--- start ---
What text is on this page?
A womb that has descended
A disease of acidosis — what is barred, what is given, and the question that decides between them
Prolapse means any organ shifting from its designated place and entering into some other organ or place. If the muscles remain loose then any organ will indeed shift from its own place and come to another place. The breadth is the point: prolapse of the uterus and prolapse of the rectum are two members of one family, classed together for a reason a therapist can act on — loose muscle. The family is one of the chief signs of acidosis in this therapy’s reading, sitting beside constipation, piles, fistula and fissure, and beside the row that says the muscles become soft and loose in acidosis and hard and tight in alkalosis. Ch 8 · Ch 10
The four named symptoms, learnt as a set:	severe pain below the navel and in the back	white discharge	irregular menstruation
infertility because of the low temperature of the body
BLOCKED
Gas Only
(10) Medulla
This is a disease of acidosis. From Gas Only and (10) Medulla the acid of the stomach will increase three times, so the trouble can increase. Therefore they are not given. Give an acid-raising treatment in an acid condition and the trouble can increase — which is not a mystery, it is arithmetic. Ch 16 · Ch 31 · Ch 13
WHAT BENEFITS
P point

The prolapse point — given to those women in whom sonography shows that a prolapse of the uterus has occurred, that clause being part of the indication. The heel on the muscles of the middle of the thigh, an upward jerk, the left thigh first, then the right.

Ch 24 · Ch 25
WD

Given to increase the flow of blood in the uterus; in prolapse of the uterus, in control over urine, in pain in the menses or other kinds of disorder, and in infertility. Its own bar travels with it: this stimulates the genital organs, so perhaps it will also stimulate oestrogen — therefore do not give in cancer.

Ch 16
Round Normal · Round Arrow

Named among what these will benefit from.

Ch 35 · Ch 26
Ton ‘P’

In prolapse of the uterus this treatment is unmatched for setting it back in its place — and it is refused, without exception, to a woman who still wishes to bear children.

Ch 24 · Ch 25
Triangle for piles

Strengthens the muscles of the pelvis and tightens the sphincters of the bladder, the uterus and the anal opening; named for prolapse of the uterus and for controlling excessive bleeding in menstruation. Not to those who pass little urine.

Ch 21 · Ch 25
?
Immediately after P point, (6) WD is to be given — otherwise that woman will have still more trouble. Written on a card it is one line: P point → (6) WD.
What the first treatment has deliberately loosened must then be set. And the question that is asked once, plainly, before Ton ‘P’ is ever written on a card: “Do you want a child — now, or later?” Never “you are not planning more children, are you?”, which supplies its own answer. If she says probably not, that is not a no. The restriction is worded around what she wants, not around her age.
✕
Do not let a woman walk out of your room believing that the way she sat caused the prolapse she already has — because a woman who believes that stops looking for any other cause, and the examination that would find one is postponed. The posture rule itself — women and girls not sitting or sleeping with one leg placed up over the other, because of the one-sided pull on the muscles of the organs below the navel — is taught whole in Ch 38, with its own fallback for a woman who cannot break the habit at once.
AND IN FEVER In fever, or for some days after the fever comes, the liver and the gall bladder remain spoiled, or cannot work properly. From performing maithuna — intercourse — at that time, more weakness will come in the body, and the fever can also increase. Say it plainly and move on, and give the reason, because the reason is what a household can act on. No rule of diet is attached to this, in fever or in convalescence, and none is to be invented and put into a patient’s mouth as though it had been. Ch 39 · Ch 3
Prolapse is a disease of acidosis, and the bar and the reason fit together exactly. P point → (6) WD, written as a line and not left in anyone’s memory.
--- end ---
To do:
Every line of the listing that holds "those" should be found and copied.

Solution for this problem:
The prolapse point — given to those women in whom sonography shows that a prolapse of the uterus has occurred, that clause being part of the indication. The heel on the muscles of the middle of the thigh, an upward jerk, the left thigh first, then the right.
Strengthens the muscles of the pelvis and tightens the sphincters of the bladder, the uterus and the anal opening; named for prolapse of the uterus and for controlling excessive bleeding in menstruation. Not to those who pass little urine.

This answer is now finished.